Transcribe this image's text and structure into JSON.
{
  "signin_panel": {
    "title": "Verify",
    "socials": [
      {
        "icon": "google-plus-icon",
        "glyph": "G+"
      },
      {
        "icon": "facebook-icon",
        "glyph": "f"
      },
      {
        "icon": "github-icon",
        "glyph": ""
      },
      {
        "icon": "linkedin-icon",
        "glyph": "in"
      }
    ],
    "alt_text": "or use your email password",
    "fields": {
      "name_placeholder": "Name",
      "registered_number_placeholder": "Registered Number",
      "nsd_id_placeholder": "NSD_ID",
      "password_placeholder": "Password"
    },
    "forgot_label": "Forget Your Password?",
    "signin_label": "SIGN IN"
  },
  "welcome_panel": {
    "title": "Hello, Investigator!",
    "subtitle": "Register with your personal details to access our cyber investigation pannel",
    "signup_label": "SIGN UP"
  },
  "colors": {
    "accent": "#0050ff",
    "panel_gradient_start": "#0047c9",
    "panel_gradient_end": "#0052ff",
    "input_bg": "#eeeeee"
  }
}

★ ★ ★ ★ ★

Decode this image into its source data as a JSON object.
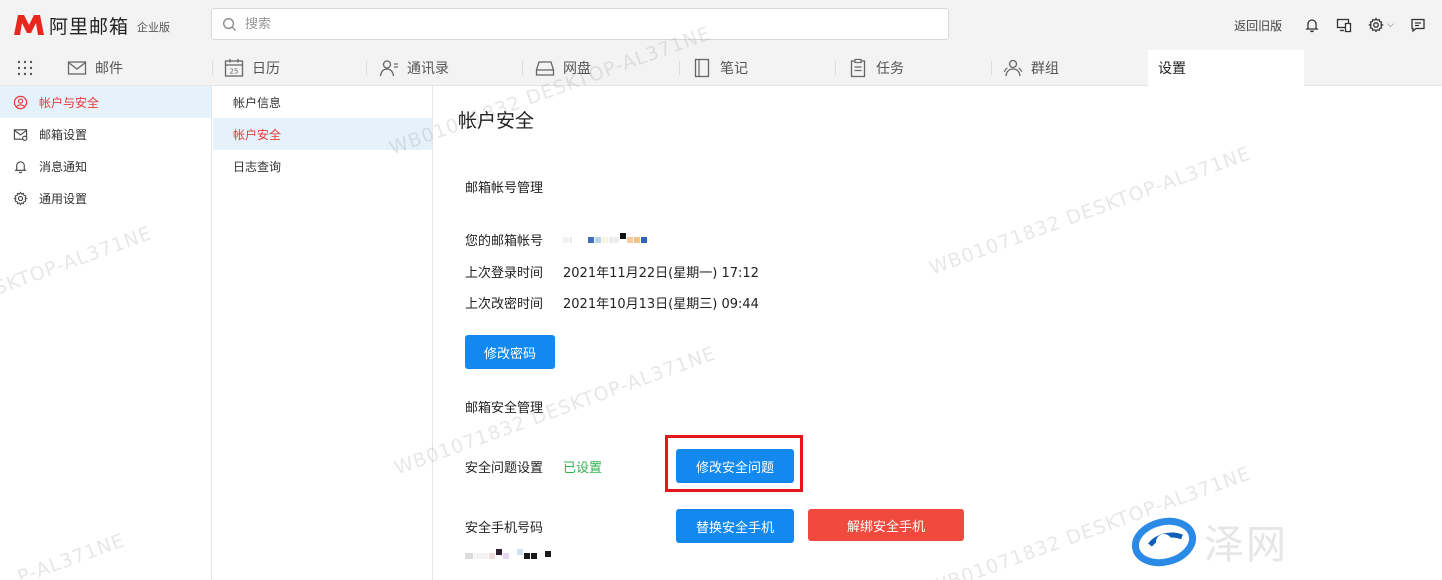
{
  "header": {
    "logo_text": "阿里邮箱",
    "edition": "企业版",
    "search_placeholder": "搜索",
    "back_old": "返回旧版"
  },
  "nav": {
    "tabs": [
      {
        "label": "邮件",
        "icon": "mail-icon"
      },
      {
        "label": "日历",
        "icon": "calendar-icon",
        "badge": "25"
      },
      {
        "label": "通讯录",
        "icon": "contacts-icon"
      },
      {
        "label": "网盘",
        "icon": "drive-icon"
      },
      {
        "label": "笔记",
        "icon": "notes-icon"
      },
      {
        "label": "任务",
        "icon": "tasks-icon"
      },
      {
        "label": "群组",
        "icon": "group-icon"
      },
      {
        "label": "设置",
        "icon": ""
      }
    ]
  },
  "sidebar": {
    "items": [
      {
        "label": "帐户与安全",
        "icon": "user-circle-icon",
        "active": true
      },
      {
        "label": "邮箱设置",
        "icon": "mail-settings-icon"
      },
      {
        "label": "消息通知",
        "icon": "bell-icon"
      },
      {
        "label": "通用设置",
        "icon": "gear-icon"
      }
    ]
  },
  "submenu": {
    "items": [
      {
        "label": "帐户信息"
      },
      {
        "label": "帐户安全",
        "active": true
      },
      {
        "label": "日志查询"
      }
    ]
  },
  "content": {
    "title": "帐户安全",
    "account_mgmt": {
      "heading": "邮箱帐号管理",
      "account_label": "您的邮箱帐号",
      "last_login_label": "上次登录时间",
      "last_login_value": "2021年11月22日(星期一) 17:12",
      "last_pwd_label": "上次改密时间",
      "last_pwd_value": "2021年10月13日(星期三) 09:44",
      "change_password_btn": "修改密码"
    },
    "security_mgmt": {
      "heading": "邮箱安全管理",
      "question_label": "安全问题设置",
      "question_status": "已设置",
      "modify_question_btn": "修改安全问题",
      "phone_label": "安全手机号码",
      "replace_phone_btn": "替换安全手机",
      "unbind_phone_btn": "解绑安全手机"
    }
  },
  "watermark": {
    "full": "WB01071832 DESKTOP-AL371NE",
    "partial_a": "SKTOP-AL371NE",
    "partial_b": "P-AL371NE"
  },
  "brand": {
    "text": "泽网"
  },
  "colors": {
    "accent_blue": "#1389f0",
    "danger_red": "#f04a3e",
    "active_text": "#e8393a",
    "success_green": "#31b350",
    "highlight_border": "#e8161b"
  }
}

★ ★ ★ ★ ★

WHAT NEEDS TO BE DONE:
Find the word "into" and list each line it appears in.

FINAL ANSWER:
Transcribe this image's text and structure into JSON.
Decode this image into its source data as a JSON object.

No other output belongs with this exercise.